* [Task directions]: Carry none of the pictures over; set down the material below exactly.

Start

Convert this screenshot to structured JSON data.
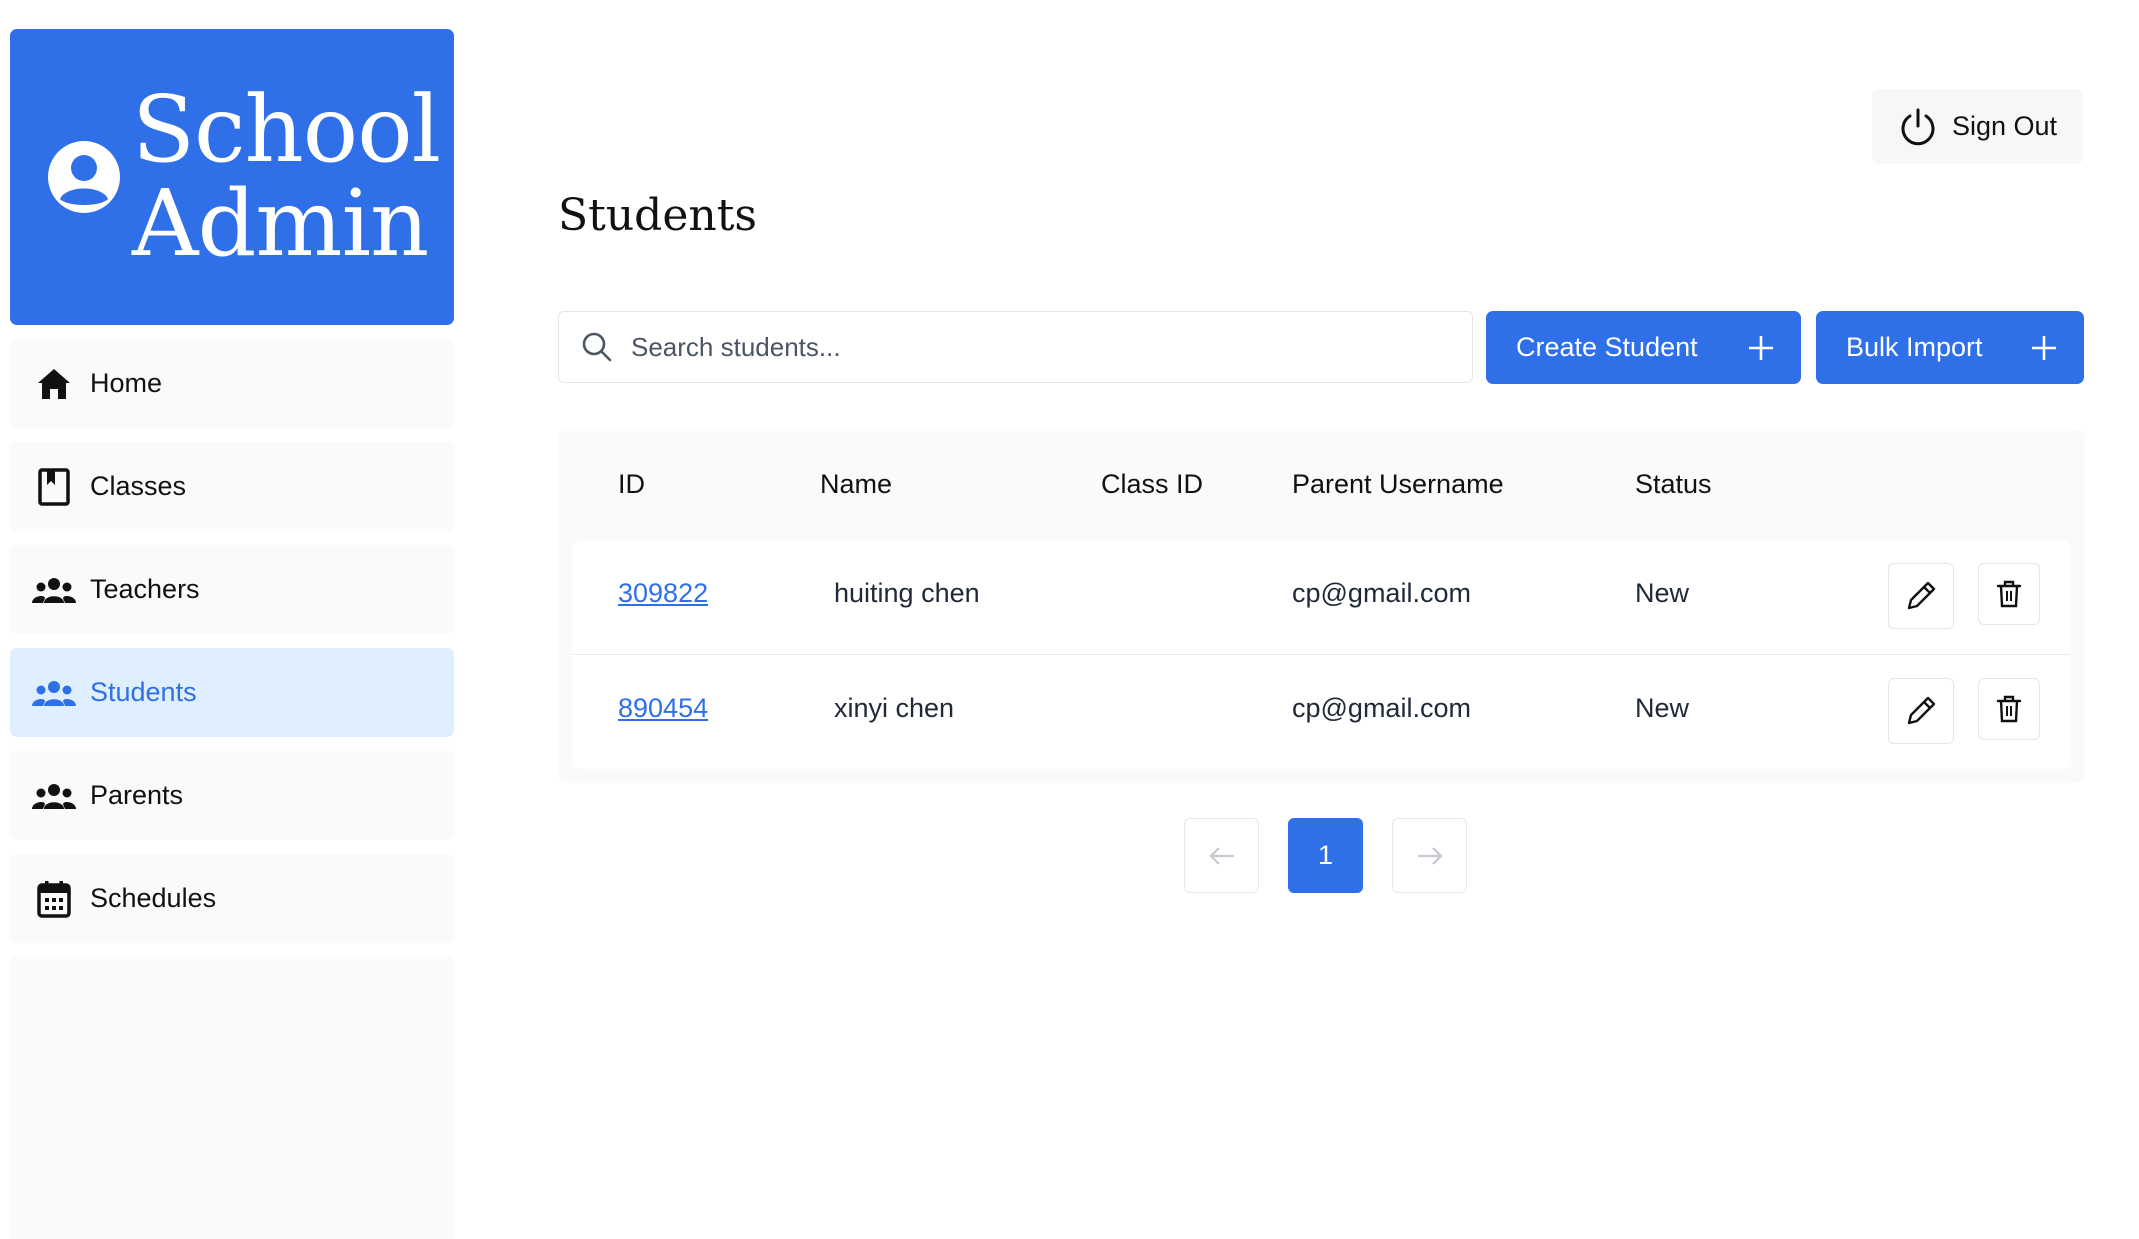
{
  "brand": {
    "line1": "School",
    "line2": "Admin",
    "icon": "user-circle-icon"
  },
  "sidebar": {
    "items": [
      {
        "label": "Home",
        "icon": "home-icon",
        "active": false
      },
      {
        "label": "Classes",
        "icon": "bookmark-book-icon",
        "active": false
      },
      {
        "label": "Teachers",
        "icon": "people-group-icon",
        "active": false
      },
      {
        "label": "Students",
        "icon": "people-group-icon",
        "active": true
      },
      {
        "label": "Parents",
        "icon": "people-group-icon",
        "active": false
      },
      {
        "label": "Schedules",
        "icon": "calendar-icon",
        "active": false
      }
    ]
  },
  "header": {
    "signout_label": "Sign Out",
    "signout_icon": "power-icon"
  },
  "page": {
    "title": "Students"
  },
  "search": {
    "placeholder": "Search students...",
    "value": ""
  },
  "actions": {
    "create_label": "Create Student",
    "bulk_label": "Bulk Import"
  },
  "table": {
    "columns": [
      "ID",
      "Name",
      "Class ID",
      "Parent Username",
      "Status"
    ],
    "rows": [
      {
        "id": "309822",
        "name": "huiting chen",
        "class_id": "",
        "parent": "cp@gmail.com",
        "status": "New"
      },
      {
        "id": "890454",
        "name": "xinyi chen",
        "class_id": "",
        "parent": "cp@gmail.com",
        "status": "New"
      }
    ]
  },
  "pagination": {
    "current": "1"
  },
  "colors": {
    "primary": "#2f6fe8",
    "active_bg": "#e0efff",
    "panel_bg": "#f8fafc"
  }
}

End

* [Output]:
Convert this screenshot to structured JSON data.
{
  "brand": {
    "line1": "School",
    "line2": "Admin",
    "icon": "user-circle-icon"
  },
  "sidebar": {
    "items": [
      {
        "label": "Home",
        "icon": "home-icon",
        "active": false
      },
      {
        "label": "Classes",
        "icon": "bookmark-book-icon",
        "active": false
      },
      {
        "label": "Teachers",
        "icon": "people-group-icon",
        "active": false
      },
      {
        "label": "Students",
        "icon": "people-group-icon",
        "active": true
      },
      {
        "label": "Parents",
        "icon": "people-group-icon",
        "active": false
      },
      {
        "label": "Schedules",
        "icon": "calendar-icon",
        "active": false
      }
    ]
  },
  "header": {
    "signout_label": "Sign Out",
    "signout_icon": "power-icon"
  },
  "page": {
    "title": "Students"
  },
  "search": {
    "placeholder": "Search students...",
    "value": ""
  },
  "actions": {
    "create_label": "Create Student",
    "bulk_label": "Bulk Import"
  },
  "table": {
    "columns": [
      "ID",
      "Name",
      "Class ID",
      "Parent Username",
      "Status"
    ],
    "rows": [
      {
        "id": "309822",
        "name": "huiting chen",
        "class_id": "",
        "parent": "cp@gmail.com",
        "status": "New"
      },
      {
        "id": "890454",
        "name": "xinyi chen",
        "class_id": "",
        "parent": "cp@gmail.com",
        "status": "New"
      }
    ]
  },
  "pagination": {
    "current": "1"
  },
  "colors": {
    "primary": "#2f6fe8",
    "active_bg": "#e0efff",
    "panel_bg": "#f8fafc"
  }
}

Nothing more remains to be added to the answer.